Goal:
Repeat the material exactly as it appears.

----- Exercise data -----

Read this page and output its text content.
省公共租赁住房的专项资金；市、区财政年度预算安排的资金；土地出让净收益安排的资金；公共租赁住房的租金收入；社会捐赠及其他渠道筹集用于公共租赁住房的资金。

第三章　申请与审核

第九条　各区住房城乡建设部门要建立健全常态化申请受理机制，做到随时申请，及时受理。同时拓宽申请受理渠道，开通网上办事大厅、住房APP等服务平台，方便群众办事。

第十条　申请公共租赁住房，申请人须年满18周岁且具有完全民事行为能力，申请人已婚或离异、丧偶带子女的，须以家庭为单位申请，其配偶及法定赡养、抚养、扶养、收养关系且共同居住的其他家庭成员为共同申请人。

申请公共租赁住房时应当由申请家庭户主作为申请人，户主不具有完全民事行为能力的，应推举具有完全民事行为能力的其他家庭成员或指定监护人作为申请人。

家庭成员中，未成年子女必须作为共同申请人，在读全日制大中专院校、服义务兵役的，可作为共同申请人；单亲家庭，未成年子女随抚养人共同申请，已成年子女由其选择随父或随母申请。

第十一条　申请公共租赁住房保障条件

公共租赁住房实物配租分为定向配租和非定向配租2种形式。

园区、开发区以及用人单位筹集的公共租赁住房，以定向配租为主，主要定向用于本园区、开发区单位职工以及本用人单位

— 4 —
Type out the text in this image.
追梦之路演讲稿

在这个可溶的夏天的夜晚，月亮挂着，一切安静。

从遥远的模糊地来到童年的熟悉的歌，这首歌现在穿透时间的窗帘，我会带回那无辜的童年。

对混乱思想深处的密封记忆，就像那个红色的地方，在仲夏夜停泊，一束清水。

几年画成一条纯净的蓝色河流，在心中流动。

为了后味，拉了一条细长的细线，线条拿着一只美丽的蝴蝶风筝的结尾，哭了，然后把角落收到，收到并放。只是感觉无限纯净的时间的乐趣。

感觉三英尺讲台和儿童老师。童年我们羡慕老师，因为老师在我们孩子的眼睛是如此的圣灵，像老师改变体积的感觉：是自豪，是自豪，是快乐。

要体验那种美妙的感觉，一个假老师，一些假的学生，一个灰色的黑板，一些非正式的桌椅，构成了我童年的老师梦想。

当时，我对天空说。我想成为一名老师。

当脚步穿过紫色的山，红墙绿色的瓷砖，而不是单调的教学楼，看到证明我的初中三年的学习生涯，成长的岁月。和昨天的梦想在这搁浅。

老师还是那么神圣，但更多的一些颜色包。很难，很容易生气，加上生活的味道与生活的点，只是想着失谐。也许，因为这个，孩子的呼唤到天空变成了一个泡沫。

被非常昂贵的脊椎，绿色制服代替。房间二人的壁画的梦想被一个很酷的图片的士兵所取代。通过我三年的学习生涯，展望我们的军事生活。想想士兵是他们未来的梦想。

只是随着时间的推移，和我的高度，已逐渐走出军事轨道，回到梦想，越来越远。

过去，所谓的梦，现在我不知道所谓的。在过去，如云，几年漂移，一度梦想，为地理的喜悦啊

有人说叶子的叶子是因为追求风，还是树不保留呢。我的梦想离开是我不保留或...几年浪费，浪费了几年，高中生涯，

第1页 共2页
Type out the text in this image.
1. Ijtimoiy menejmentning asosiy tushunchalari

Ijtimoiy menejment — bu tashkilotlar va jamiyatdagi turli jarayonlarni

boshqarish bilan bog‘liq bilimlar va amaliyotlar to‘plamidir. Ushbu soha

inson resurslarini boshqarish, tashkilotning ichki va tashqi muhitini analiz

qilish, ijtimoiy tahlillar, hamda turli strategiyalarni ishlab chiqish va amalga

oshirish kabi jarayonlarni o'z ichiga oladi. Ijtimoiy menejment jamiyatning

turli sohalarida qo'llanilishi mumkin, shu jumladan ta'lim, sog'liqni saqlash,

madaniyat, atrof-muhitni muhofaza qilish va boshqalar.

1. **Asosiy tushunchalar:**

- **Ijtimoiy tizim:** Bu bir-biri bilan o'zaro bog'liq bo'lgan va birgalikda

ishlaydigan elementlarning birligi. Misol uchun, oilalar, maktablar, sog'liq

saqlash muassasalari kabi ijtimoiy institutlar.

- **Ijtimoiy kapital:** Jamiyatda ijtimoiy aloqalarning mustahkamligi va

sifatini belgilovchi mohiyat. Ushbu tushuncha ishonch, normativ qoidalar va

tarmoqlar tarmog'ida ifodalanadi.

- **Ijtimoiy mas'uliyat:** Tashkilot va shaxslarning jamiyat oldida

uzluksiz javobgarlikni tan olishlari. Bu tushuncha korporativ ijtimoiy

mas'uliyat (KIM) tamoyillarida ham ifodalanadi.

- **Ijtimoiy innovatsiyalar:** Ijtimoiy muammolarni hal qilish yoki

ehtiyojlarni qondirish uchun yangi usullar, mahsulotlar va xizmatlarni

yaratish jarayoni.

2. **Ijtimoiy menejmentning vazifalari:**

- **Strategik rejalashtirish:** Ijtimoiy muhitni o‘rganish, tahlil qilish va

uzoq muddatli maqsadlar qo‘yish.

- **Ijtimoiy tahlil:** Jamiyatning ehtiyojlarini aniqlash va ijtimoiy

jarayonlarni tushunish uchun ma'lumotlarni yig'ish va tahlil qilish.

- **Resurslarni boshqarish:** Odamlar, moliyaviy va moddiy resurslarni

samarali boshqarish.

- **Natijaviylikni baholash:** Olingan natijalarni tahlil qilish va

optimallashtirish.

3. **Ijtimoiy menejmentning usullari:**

-----

The output:
Read this page and output its text content.
省公共租赁住房的专项资金；市、区财政年度预算安排的资金；土地出让净收益安排的资金；公共租赁住房的租金收入；社会捐赠及其他渠道筹集用于公共租赁住房的资金。

第三章　申请与审核

第九条　各区住房城乡建设部门要建立健全常态化申请受理机制，做到随时申请，及时受理。同时拓宽申请受理渠道，开通网上办事大厅、住房APP等服务平台，方便群众办事。

第十条　申请公共租赁住房，申请人须年满18周岁且具有完全民事行为能力，申请人已婚或离异、丧偶带子女的，须以家庭为单位申请，其配偶及法定赡养、抚养、扶养、收养关系且共同居住的其他家庭成员为共同申请人。

申请公共租赁住房时应当由申请家庭户主作为申请人，户主不具有完全民事行为能力的，应推举具有完全民事行为能力的其他家庭成员或指定监护人作为申请人。

家庭成员中，未成年子女必须作为共同申请人，在读全日制大中专院校、服义务兵役的，可作为共同申请人；单亲家庭，未成年子女随抚养人共同申请，已成年子女由其选择随父或随母申请。

第十一条　申请公共租赁住房保障条件

公共租赁住房实物配租分为定向配租和非定向配租2种形式。

园区、开发区以及用人单位筹集的公共租赁住房，以定向配租为主，主要定向用于本园区、开发区单位职工以及本用人单位

— 4 —
Type out the text in this image.
追梦之路演讲稿

在这个可溶的夏天的夜晚，月亮挂着，一切安静。

从遥远的模糊地来到童年的熟悉的歌，这首歌现在穿透时间的窗帘，我会带回那无辜的童年。

对混乱思想深处的密封记忆，就像那个红色的地方，在仲夏夜停泊，一束清水。

几年画成一条纯净的蓝色河流，在心中流动。

为了后味，拉了一条细长的细线，线条拿着一只美丽的蝴蝶风筝的结尾，哭了，然后把角落收到，收到并放。只是感觉无限纯净的时间的乐趣。

感觉三英尺讲台和儿童老师。童年我们羡慕老师，因为老师在我们孩子的眼睛是如此的圣灵，像老师改变体积的感觉：是自豪，是自豪，是快乐。

要体验那种美妙的感觉，一个假老师，一些假的学生，一个灰色的黑板，一些非正式的桌椅，构成了我童年的老师梦想。

当时，我对天空说。我想成为一名老师。

当脚步穿过紫色的山，红墙绿色的瓷砖，而不是单调的教学楼，看到证明我的初中三年的学习生涯，成长的岁月。和昨天的梦想在这搁浅。

老师还是那么神圣，但更多的一些颜色包。很难，很容易生气，加上生活的味道与生活的点，只是想着失谐。也许，因为这个，孩子的呼唤到天空变成了一个泡沫。

被非常昂贵的脊椎，绿色制服代替。房间二人的壁画的梦想被一个很酷的图片的士兵所取代。通过我三年的学习生涯，展望我们的军事生活。想想士兵是他们未来的梦想。

只是随着时间的推移，和我的高度，已逐渐走出军事轨道，回到梦想，越来越远。

过去，所谓的梦，现在我不知道所谓的。在过去，如云，几年漂移，一度梦想，为地理的喜悦啊

有人说叶子的叶子是因为追求风，还是树不保留呢。我的梦想离开是我不保留或...几年浪费，浪费了几年，高中生涯，

第1页 共2页
Type out the text in this image.
1. Ijtimoiy menejmentning asosiy tushunchalari

Ijtimoiy menejment — bu tashkilotlar va jamiyatdagi turli jarayonlarni

boshqarish bilan bog‘liq bilimlar va amaliyotlar to‘plamidir. Ushbu soha

inson resurslarini boshqarish, tashkilotning ichki va tashqi muhitini analiz

qilish, ijtimoiy tahlillar, hamda turli strategiyalarni ishlab chiqish va amalga

oshirish kabi jarayonlarni o'z ichiga oladi. Ijtimoiy menejment jamiyatning

turli sohalarida qo'llanilishi mumkin, shu jumladan ta'lim, sog'liqni saqlash,

madaniyat, atrof-muhitni muhofaza qilish va boshqalar.

1. **Asosiy tushunchalar:**

- **Ijtimoiy tizim:** Bu bir-biri bilan o'zaro bog'liq bo'lgan va birgalikda

ishlaydigan elementlarning birligi. Misol uchun, oilalar, maktablar, sog'liq

saqlash muassasalari kabi ijtimoiy institutlar.

- **Ijtimoiy kapital:** Jamiyatda ijtimoiy aloqalarning mustahkamligi va

sifatini belgilovchi mohiyat. Ushbu tushuncha ishonch, normativ qoidalar va

tarmoqlar tarmog'ida ifodalanadi.

- **Ijtimoiy mas'uliyat:** Tashkilot va shaxslarning jamiyat oldida

uzluksiz javobgarlikni tan olishlari. Bu tushuncha korporativ ijtimoiy

mas'uliyat (KIM) tamoyillarida ham ifodalanadi.

- **Ijtimoiy innovatsiyalar:** Ijtimoiy muammolarni hal qilish yoki

ehtiyojlarni qondirish uchun yangi usullar, mahsulotlar va xizmatlarni

yaratish jarayoni.

2. **Ijtimoiy menejmentning vazifalari:**

- **Strategik rejalashtirish:** Ijtimoiy muhitni o‘rganish, tahlil qilish va

uzoq muddatli maqsadlar qo‘yish.

- **Ijtimoiy tahlil:** Jamiyatning ehtiyojlarini aniqlash va ijtimoiy

jarayonlarni tushunish uchun ma'lumotlarni yig'ish va tahlil qilish.

- **Resurslarni boshqarish:** Odamlar, moliyaviy va moddiy resurslarni

samarali boshqarish.

- **Natijaviylikni baholash:** Olingan natijalarni tahlil qilish va

optimallashtirish.

3. **Ijtimoiy menejmentning usullari:**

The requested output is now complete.